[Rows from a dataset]
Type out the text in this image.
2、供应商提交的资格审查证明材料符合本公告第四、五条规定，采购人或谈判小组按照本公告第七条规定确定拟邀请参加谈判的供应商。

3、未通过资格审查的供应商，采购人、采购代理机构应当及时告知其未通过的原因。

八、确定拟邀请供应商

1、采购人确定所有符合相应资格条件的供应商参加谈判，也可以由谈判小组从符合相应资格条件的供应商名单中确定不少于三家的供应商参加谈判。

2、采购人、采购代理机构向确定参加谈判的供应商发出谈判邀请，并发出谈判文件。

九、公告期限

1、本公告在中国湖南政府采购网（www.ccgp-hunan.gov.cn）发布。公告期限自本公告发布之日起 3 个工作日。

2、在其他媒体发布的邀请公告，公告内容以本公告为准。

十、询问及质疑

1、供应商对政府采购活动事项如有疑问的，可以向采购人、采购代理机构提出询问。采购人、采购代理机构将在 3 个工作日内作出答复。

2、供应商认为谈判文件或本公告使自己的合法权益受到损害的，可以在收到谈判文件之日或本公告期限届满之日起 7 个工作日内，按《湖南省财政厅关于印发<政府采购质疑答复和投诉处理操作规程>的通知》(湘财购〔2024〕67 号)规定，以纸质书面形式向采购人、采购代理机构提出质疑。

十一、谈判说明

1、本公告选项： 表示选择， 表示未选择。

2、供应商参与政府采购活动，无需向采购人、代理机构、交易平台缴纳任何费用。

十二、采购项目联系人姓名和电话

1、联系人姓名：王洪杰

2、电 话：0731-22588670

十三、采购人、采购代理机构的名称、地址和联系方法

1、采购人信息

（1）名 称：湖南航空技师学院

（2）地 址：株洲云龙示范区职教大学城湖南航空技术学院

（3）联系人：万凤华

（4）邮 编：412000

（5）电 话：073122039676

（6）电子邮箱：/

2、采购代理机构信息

* TASK DESCRIPTION
Each line of the listing should be echoed back exactly.

* SOLUTION TO THIS TASK
Type out the text in this image.
2、供应商提交的资格审查证明材料符合本公告第四、五条规定，采购人或谈判小组按照本公告第七条规定确定拟邀请参加谈判的供应商。

3、未通过资格审查的供应商，采购人、采购代理机构应当及时告知其未通过的原因。

八、确定拟邀请供应商

1、采购人确定所有符合相应资格条件的供应商参加谈判，也可以由谈判小组从符合相应资格条件的供应商名单中确定不少于三家的供应商参加谈判。

2、采购人、采购代理机构向确定参加谈判的供应商发出谈判邀请，并发出谈判文件。

九、公告期限

1、本公告在中国湖南政府采购网（www.ccgp-hunan.gov.cn）发布。公告期限自本公告发布之日起 3 个工作日。

2、在其他媒体发布的邀请公告，公告内容以本公告为准。

十、询问及质疑

1、供应商对政府采购活动事项如有疑问的，可以向采购人、采购代理机构提出询问。采购人、采购代理机构将在 3 个工作日内作出答复。

2、供应商认为谈判文件或本公告使自己的合法权益受到损害的，可以在收到谈判文件之日或本公告期限届满之日起 7 个工作日内，按《湖南省财政厅关于印发<政府采购质疑答复和投诉处理操作规程>的通知》(湘财购〔2024〕67 号)规定，以纸质书面形式向采购人、采购代理机构提出质疑。

十一、谈判说明

1、本公告选项： 表示选择， 表示未选择。

2、供应商参与政府采购活动，无需向采购人、代理机构、交易平台缴纳任何费用。

十二、采购项目联系人姓名和电话

1、联系人姓名：王洪杰

2、电 话：0731-22588670

十三、采购人、采购代理机构的名称、地址和联系方法

1、采购人信息

（1）名 称：湖南航空技师学院

（2）地 址：株洲云龙示范区职教大学城湖南航空技术学院

（3）联系人：万凤华

（4）邮 编：412000

（5）电 话：073122039676

（6）电子邮箱：/

2、采购代理机构信息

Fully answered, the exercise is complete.